== Task ==
Write out the records below once more, exactly as they stand.

----------------------------------------

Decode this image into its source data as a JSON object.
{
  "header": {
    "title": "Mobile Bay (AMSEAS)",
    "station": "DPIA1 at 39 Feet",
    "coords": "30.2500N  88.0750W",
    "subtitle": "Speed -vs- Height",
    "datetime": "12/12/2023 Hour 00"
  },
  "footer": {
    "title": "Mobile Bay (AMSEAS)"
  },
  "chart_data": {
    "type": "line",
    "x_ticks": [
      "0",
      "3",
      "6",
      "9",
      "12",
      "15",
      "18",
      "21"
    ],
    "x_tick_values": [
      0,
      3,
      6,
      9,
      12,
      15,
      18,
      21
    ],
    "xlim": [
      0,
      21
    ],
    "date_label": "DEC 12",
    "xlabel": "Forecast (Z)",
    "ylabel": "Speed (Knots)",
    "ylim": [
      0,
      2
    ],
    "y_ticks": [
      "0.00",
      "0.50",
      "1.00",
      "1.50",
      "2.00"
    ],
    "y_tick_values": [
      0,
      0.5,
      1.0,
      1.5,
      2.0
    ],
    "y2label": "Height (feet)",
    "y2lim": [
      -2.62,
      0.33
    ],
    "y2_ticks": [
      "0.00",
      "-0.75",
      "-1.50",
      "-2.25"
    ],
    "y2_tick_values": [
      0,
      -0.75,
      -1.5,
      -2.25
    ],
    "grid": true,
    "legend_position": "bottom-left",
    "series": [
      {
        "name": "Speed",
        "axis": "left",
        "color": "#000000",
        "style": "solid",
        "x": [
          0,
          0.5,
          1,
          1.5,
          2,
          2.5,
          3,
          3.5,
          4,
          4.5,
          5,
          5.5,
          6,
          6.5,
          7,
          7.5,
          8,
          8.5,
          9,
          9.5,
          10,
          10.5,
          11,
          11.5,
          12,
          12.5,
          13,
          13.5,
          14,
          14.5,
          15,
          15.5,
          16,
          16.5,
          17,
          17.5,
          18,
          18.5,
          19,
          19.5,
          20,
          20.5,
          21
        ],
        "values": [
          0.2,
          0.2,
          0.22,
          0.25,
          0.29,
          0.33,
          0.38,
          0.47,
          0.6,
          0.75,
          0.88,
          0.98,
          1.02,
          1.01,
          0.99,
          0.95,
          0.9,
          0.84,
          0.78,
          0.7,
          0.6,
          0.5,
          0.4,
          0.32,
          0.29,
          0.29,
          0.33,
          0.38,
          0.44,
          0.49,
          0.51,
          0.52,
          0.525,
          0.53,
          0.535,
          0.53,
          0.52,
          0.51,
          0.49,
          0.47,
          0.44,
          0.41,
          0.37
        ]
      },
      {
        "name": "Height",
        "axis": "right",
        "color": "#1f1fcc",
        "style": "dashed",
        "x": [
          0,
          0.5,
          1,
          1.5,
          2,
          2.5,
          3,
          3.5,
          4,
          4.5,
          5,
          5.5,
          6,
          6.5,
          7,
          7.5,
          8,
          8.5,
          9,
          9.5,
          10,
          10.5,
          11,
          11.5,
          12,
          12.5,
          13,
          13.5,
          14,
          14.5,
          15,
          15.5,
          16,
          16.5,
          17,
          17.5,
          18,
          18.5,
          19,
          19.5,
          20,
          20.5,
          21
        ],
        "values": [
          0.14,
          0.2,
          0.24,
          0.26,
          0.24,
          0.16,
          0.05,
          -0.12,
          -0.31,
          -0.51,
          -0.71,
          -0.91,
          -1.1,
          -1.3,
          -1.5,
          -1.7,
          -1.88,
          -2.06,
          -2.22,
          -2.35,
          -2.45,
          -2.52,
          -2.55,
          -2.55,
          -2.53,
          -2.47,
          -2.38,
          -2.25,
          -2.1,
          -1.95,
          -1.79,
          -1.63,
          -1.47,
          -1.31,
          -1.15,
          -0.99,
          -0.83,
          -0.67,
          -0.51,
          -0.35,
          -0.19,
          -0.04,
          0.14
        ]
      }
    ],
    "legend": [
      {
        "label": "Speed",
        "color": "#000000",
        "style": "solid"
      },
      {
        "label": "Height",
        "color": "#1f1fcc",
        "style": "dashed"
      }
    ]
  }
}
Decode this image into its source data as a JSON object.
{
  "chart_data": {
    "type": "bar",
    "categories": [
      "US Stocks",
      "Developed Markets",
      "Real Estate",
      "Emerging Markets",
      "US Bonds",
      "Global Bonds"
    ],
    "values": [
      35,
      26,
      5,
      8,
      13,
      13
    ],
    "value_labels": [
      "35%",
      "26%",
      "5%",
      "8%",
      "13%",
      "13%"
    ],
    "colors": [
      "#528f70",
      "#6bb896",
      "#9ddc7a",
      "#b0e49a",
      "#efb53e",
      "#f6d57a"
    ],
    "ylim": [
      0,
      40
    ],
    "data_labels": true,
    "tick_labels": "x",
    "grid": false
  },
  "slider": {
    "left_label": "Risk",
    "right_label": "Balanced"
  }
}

----------------------------------------

== Response to this exercise ==
Decode this image into its source data as a JSON object.
{
  "header": {
    "title": "Mobile Bay (AMSEAS)",
    "station": "DPIA1 at 39 Feet",
    "coords": "30.2500N  88.0750W",
    "subtitle": "Speed -vs- Height",
    "datetime": "12/12/2023 Hour 00"
  },
  "footer": {
    "title": "Mobile Bay (AMSEAS)"
  },
  "chart_data": {
    "type": "line",
    "x_ticks": [
      "0",
      "3",
      "6",
      "9",
      "12",
      "15",
      "18",
      "21"
    ],
    "x_tick_values": [
      0,
      3,
      6,
      9,
      12,
      15,
      18,
      21
    ],
    "xlim": [
      0,
      21
    ],
    "date_label": "DEC 12",
    "xlabel": "Forecast (Z)",
    "ylabel": "Speed (Knots)",
    "ylim": [
      0,
      2
    ],
    "y_ticks": [
      "0.00",
      "0.50",
      "1.00",
      "1.50",
      "2.00"
    ],
    "y_tick_values": [
      0,
      0.5,
      1.0,
      1.5,
      2.0
    ],
    "y2label": "Height (feet)",
    "y2lim": [
      -2.62,
      0.33
    ],
    "y2_ticks": [
      "0.00",
      "-0.75",
      "-1.50",
      "-2.25"
    ],
    "y2_tick_values": [
      0,
      -0.75,
      -1.5,
      -2.25
    ],
    "grid": true,
    "legend_position": "bottom-left",
    "series": [
      {
        "name": "Speed",
        "axis": "left",
        "color": "#000000",
        "style": "solid",
        "x": [
          0,
          0.5,
          1,
          1.5,
          2,
          2.5,
          3,
          3.5,
          4,
          4.5,
          5,
          5.5,
          6,
          6.5,
          7,
          7.5,
          8,
          8.5,
          9,
          9.5,
          10,
          10.5,
          11,
          11.5,
          12,
          12.5,
          13,
          13.5,
          14,
          14.5,
          15,
          15.5,
          16,
          16.5,
          17,
          17.5,
          18,
          18.5,
          19,
          19.5,
          20,
          20.5,
          21
        ],
        "values": [
          0.2,
          0.2,
          0.22,
          0.25,
          0.29,
          0.33,
          0.38,
          0.47,
          0.6,
          0.75,
          0.88,
          0.98,
          1.02,
          1.01,
          0.99,
          0.95,
          0.9,
          0.84,
          0.78,
          0.7,
          0.6,
          0.5,
          0.4,
          0.32,
          0.29,
          0.29,
          0.33,
          0.38,
          0.44,
          0.49,
          0.51,
          0.52,
          0.525,
          0.53,
          0.535,
          0.53,
          0.52,
          0.51,
          0.49,
          0.47,
          0.44,
          0.41,
          0.37
        ]
      },
      {
        "name": "Height",
        "axis": "right",
        "color": "#1f1fcc",
        "style": "dashed",
        "x": [
          0,
          0.5,
          1,
          1.5,
          2,
          2.5,
          3,
          3.5,
          4,
          4.5,
          5,
          5.5,
          6,
          6.5,
          7,
          7.5,
          8,
          8.5,
          9,
          9.5,
          10,
          10.5,
          11,
          11.5,
          12,
          12.5,
          13,
          13.5,
          14,
          14.5,
          15,
          15.5,
          16,
          16.5,
          17,
          17.5,
          18,
          18.5,
          19,
          19.5,
          20,
          20.5,
          21
        ],
        "values": [
          0.14,
          0.2,
          0.24,
          0.26,
          0.24,
          0.16,
          0.05,
          -0.12,
          -0.31,
          -0.51,
          -0.71,
          -0.91,
          -1.1,
          -1.3,
          -1.5,
          -1.7,
          -1.88,
          -2.06,
          -2.22,
          -2.35,
          -2.45,
          -2.52,
          -2.55,
          -2.55,
          -2.53,
          -2.47,
          -2.38,
          -2.25,
          -2.1,
          -1.95,
          -1.79,
          -1.63,
          -1.47,
          -1.31,
          -1.15,
          -0.99,
          -0.83,
          -0.67,
          -0.51,
          -0.35,
          -0.19,
          -0.04,
          0.14
        ]
      }
    ],
    "legend": [
      {
        "label": "Speed",
        "color": "#000000",
        "style": "solid"
      },
      {
        "label": "Height",
        "color": "#1f1fcc",
        "style": "dashed"
      }
    ]
  }
}
Decode this image into its source data as a JSON object.
{
  "chart_data": {
    "type": "bar",
    "categories": [
      "US Stocks",
      "Developed Markets",
      "Real Estate",
      "Emerging Markets",
      "US Bonds",
      "Global Bonds"
    ],
    "values": [
      35,
      26,
      5,
      8,
      13,
      13
    ],
    "value_labels": [
      "35%",
      "26%",
      "5%",
      "8%",
      "13%",
      "13%"
    ],
    "colors": [
      "#528f70",
      "#6bb896",
      "#9ddc7a",
      "#b0e49a",
      "#efb53e",
      "#f6d57a"
    ],
    "ylim": [
      0,
      40
    ],
    "data_labels": true,
    "tick_labels": "x",
    "grid": false
  },
  "slider": {
    "left_label": "Risk",
    "right_label": "Balanced"
  }
}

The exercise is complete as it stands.